■ Work required
Print the listing as it stands, omitting all images.

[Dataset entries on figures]
** Start **
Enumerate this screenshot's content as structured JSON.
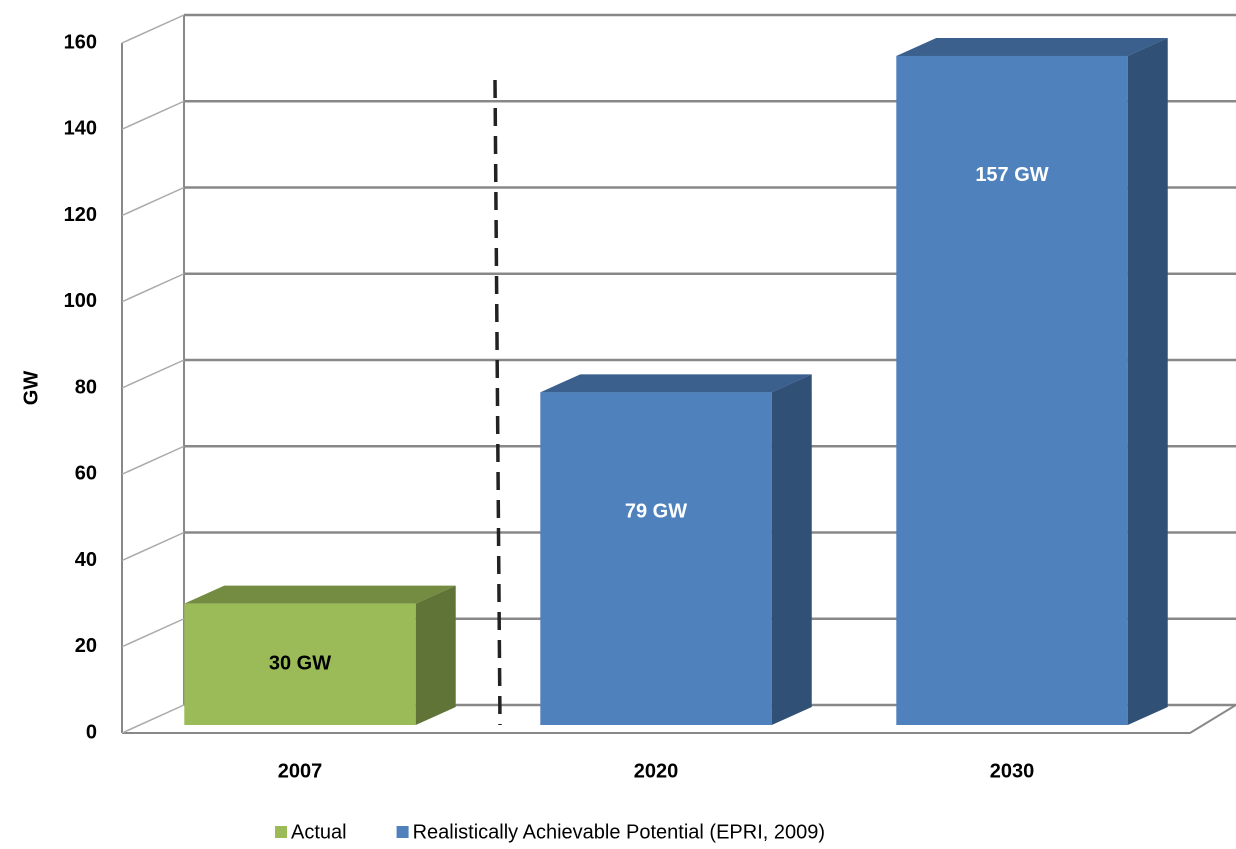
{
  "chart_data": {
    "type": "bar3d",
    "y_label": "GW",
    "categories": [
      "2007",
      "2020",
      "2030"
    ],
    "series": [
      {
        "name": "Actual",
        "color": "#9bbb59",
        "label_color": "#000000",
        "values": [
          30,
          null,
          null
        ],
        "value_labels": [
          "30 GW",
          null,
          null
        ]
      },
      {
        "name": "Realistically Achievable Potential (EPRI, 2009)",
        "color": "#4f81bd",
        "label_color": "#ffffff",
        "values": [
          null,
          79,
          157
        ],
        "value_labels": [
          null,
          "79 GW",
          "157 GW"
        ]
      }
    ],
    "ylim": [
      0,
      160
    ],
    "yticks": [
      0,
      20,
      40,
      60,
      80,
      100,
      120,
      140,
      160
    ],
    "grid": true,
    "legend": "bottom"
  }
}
** End **
■ Complete answer
Enumerate this screenshot's content as structured JSON.
{
  "chart_data": {
    "type": "bar3d",
    "y_label": "GW",
    "categories": [
      "2007",
      "2020",
      "2030"
    ],
    "series": [
      {
        "name": "Actual",
        "color": "#9bbb59",
        "label_color": "#000000",
        "values": [
          30,
          null,
          null
        ],
        "value_labels": [
          "30 GW",
          null,
          null
        ]
      },
      {
        "name": "Realistically Achievable Potential (EPRI, 2009)",
        "color": "#4f81bd",
        "label_color": "#ffffff",
        "values": [
          null,
          79,
          157
        ],
        "value_labels": [
          null,
          "79 GW",
          "157 GW"
        ]
      }
    ],
    "ylim": [
      0,
      160
    ],
    "yticks": [
      0,
      20,
      40,
      60,
      80,
      100,
      120,
      140,
      160
    ],
    "grid": true,
    "legend": "bottom"
  }
}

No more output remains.